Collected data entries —
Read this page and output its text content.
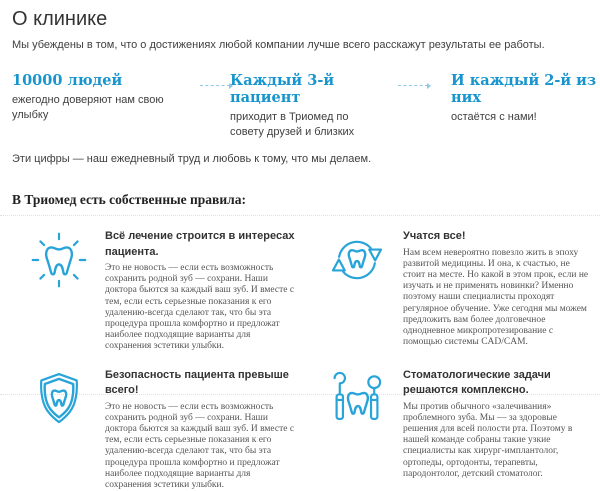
О клинике

Мы убеждены в том, что о достижениях любой компании лучше всего расскажут результаты ее работы.

10000 людей
ежегодно доверяют нам свою улыбку
Каждый 3-й пациент
приходит в Триомед по совету друзей и близких
И каждый 2-й из них
остаётся с нами!

Эти цифры — наш ежедневный труд и любовь к тому, что мы делаем.

В Триомед есть собственные правила:
Всё лечение строится в интересах пациента.

Это не новость — если есть возможность сохранить родной зуб — сохрани. Наши доктора бьются за каждый ваш зуб. И вместе с тем, если есть серьезные показания к его удалению-всегда сделают так, что бы эта процедура прошла комфортно и предложат наиболее подходящие варианты для сохранения эстетики улыбки.

Учатся все!

Нам всем невероятно повезло жить в эпоху развитой медицины. И она, к счастью, не стоит на месте. Но какой в этом прок, если не изучать и не применять новинки? Именно поэтому наши специалисты проходят регулярное обучение. Уже сегодня мы можем предложить вам более долговечное однодневное микропротезирование с помощью системы CAD/CAM.

Безопасность пациента превыше всего!

Это не новость — если есть возможность сохранить родной зуб — сохрани. Наши доктора бьются за каждый ваш зуб. И вместе с тем, если есть серьезные показания к его удалению-всегда сделают так, что бы эта процедура прошла комфортно и предложат наиболее подходящие варианты для сохранения эстетики улыбки.

Стоматологические задачи решаются комплексно.

Мы против обычного «залечивания» проблемного зуба. Мы — за здоровые решения для всей полости рта. Поэтому в нашей команде собраны такие узкие специалисты как хирург-имплантолог, ортопеды, ортодонты, терапевты, пародонтолог, детский стоматолог.
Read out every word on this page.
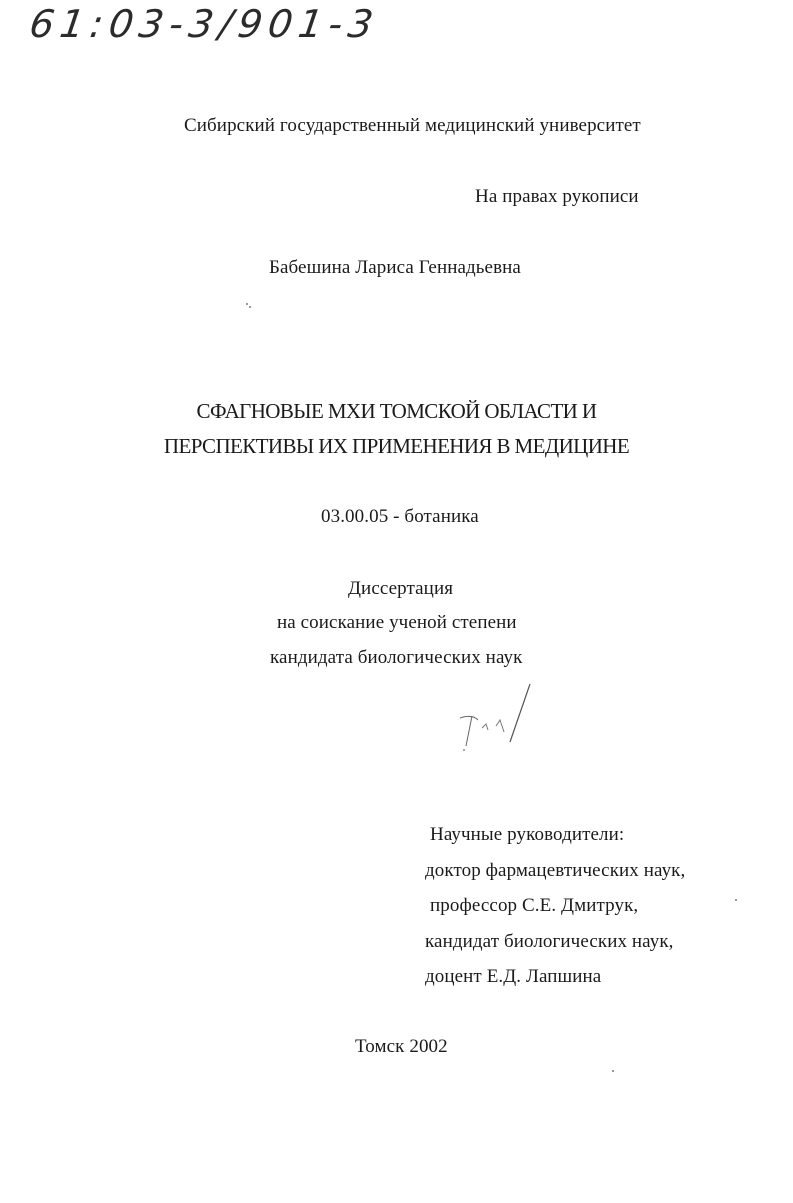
61:03-3/901-3
Сибирский государственный медицинский университет
На правах рукописи
Бабешина Лариса Геннадьевна
СФАГНОВЫЕ МХИ ТОМСКОЙ ОБЛАСТИ И
ПЕРСПЕКТИВЫ ИХ ПРИМЕНЕНИЯ В МЕДИЦИНЕ
03.00.05 - ботаника
Диссертация
на соискание ученой степени
кандидата биологических наук
Научные руководители:
доктор фармацевтических наук,
профессор С.Е. Дмитрук,
кандидат биологических наук,
доцент Е.Д. Лапшина
Томск 2002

YOUR TASK — Please retype the entries above word for word, but only from the line containing "Read out every word on this page." through the last line, and without the pictures.

TASK OUTPUT —
Read out every word on this page.
61:03-3/901-3
Сибирский государственный медицинский университет
На правах рукописи
Бабешина Лариса Геннадьевна
СФАГНОВЫЕ МХИ ТОМСКОЙ ОБЛАСТИ И
ПЕРСПЕКТИВЫ ИХ ПРИМЕНЕНИЯ В МЕДИЦИНЕ
03.00.05 - ботаника
Диссертация
на соискание ученой степени
кандидата биологических наук
Научные руководители:
доктор фармацевтических наук,
профессор С.Е. Дмитрук,
кандидат биологических наук,
доцент Е.Д. Лапшина
Томск 2002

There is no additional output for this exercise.